* **AIM OF THE EXERCISE**
Show every line that has the string "name" in it.

(Records excerpted from a collection)

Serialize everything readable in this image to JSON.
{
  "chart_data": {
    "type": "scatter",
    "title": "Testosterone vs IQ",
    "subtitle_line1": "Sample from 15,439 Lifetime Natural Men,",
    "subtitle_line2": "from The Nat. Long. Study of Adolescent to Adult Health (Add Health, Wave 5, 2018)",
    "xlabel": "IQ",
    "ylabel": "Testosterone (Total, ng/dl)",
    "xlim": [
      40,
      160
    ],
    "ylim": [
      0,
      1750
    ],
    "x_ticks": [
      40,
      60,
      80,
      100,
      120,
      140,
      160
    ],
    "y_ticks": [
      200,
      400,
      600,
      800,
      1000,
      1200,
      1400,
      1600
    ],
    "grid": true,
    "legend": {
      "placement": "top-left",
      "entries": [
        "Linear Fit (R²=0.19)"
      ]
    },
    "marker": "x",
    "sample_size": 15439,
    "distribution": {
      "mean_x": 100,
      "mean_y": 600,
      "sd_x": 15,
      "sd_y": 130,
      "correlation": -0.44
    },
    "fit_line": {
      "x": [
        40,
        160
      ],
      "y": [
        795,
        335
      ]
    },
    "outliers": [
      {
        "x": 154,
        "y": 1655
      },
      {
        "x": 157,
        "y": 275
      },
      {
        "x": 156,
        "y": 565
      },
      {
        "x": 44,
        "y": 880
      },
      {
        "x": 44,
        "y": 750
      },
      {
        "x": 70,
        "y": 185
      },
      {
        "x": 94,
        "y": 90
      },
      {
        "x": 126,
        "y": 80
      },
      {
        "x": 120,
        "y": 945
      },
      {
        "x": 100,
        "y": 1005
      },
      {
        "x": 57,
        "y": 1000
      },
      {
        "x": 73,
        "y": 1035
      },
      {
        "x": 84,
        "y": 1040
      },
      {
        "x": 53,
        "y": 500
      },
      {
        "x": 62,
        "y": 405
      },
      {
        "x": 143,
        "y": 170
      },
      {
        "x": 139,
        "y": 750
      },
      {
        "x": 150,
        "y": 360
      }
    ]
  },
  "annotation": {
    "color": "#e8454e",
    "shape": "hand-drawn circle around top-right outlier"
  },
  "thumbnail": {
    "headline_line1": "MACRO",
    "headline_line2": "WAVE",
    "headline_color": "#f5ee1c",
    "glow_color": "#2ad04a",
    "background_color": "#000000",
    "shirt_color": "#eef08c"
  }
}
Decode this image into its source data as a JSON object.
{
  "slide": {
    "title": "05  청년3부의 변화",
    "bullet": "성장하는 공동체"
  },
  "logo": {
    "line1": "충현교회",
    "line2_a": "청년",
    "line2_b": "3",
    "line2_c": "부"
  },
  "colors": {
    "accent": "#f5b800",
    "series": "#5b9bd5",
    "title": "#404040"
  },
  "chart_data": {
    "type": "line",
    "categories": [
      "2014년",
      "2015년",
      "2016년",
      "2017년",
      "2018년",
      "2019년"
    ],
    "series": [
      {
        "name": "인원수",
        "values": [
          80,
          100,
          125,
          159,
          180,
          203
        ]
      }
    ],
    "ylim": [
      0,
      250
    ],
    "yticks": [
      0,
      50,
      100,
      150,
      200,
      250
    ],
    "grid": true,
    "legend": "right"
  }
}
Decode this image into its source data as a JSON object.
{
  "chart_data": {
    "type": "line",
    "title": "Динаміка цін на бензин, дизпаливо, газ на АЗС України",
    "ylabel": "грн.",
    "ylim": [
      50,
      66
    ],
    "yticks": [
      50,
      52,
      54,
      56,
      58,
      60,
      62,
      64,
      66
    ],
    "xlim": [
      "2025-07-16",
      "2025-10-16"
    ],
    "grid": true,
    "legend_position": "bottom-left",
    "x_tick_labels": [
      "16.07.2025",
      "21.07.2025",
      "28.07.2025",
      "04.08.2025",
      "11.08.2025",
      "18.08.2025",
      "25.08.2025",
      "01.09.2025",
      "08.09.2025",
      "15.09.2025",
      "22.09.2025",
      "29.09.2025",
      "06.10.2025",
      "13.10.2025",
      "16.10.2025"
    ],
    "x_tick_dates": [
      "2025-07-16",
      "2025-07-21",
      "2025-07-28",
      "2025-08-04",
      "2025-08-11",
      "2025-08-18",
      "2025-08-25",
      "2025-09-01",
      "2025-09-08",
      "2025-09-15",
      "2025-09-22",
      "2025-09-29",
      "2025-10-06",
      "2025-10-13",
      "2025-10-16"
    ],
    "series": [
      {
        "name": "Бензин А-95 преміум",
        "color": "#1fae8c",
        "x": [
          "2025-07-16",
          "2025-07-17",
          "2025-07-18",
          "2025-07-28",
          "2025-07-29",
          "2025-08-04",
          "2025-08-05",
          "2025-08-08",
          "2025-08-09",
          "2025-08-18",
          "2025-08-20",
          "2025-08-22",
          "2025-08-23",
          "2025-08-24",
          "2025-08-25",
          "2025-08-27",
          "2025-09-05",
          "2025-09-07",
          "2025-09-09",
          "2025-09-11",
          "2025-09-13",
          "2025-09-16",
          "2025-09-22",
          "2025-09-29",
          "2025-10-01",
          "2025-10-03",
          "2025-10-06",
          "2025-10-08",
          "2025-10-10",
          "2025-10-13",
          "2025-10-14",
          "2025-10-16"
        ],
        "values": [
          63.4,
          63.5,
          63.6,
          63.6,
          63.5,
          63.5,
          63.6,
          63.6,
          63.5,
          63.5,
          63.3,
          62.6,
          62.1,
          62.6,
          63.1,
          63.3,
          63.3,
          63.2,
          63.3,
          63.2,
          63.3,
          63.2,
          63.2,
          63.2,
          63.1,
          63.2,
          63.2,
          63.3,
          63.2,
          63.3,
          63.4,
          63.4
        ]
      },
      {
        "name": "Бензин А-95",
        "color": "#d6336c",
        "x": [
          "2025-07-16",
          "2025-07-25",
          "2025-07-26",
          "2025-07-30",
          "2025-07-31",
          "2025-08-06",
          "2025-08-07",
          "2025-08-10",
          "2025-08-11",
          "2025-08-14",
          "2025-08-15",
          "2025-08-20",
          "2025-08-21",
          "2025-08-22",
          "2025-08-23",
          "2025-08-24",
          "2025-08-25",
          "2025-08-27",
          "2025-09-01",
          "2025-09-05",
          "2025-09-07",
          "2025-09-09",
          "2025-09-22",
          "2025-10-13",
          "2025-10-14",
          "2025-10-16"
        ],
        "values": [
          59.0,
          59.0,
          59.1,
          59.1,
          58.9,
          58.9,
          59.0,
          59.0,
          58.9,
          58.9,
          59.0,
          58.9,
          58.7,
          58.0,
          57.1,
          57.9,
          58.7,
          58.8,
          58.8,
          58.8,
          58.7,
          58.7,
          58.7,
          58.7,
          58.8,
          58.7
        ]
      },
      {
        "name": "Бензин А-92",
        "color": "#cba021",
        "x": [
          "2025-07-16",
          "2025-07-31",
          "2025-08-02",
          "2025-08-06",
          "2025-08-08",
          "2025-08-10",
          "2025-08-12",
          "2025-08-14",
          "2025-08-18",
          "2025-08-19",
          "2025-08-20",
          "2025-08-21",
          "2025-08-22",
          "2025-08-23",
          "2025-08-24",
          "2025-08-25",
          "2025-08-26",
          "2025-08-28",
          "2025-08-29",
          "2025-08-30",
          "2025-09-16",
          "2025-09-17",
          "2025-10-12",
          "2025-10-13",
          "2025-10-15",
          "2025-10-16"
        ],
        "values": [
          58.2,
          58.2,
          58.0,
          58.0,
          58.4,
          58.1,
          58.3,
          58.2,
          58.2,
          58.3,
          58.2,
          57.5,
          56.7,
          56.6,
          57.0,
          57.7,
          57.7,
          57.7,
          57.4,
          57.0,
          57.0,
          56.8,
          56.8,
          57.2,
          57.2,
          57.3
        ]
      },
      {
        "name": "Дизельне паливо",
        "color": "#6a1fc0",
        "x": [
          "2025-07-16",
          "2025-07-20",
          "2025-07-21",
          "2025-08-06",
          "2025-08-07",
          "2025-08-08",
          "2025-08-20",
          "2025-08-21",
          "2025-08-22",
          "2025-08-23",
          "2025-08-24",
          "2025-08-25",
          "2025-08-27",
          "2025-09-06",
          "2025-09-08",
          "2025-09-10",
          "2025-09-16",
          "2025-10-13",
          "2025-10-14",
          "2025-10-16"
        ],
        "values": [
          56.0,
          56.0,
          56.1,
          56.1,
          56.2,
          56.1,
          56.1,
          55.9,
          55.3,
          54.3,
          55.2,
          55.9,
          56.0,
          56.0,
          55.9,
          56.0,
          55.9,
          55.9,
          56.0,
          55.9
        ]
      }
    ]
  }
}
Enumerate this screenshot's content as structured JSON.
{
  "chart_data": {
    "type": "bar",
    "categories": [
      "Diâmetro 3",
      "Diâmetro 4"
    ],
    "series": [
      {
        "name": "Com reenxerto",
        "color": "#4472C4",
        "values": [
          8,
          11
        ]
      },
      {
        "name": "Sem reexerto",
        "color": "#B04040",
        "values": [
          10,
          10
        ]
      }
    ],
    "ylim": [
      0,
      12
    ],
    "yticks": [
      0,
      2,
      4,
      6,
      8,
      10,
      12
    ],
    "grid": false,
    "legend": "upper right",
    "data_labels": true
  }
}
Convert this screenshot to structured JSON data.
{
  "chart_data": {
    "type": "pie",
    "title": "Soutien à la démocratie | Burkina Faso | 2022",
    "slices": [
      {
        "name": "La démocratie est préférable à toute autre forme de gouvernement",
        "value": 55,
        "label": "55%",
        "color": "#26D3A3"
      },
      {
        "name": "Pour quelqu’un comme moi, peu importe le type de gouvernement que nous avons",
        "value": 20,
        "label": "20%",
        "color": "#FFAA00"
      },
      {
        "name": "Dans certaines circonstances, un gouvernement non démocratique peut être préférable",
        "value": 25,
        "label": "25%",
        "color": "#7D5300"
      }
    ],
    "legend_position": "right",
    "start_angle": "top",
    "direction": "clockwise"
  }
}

* **TASK RESULT**
        "name": "인원수",
        "name": "Бензин А-95 преміум",
        "name": "Бензин А-95",
        "name": "Бензин А-92",
        "name": "Дизельне паливо",
        "name": "Com reenxerto",
        "name": "Sem reexerto",
        "name": "La démocratie est préférable à toute autre forme de gouvernement",
        "name": "Pour quelqu’un comme moi, peu importe le type de gouvernement que nous avons",
        "name": "Dans certaines circonstances, un gouvernement non démocratique peut être préférable",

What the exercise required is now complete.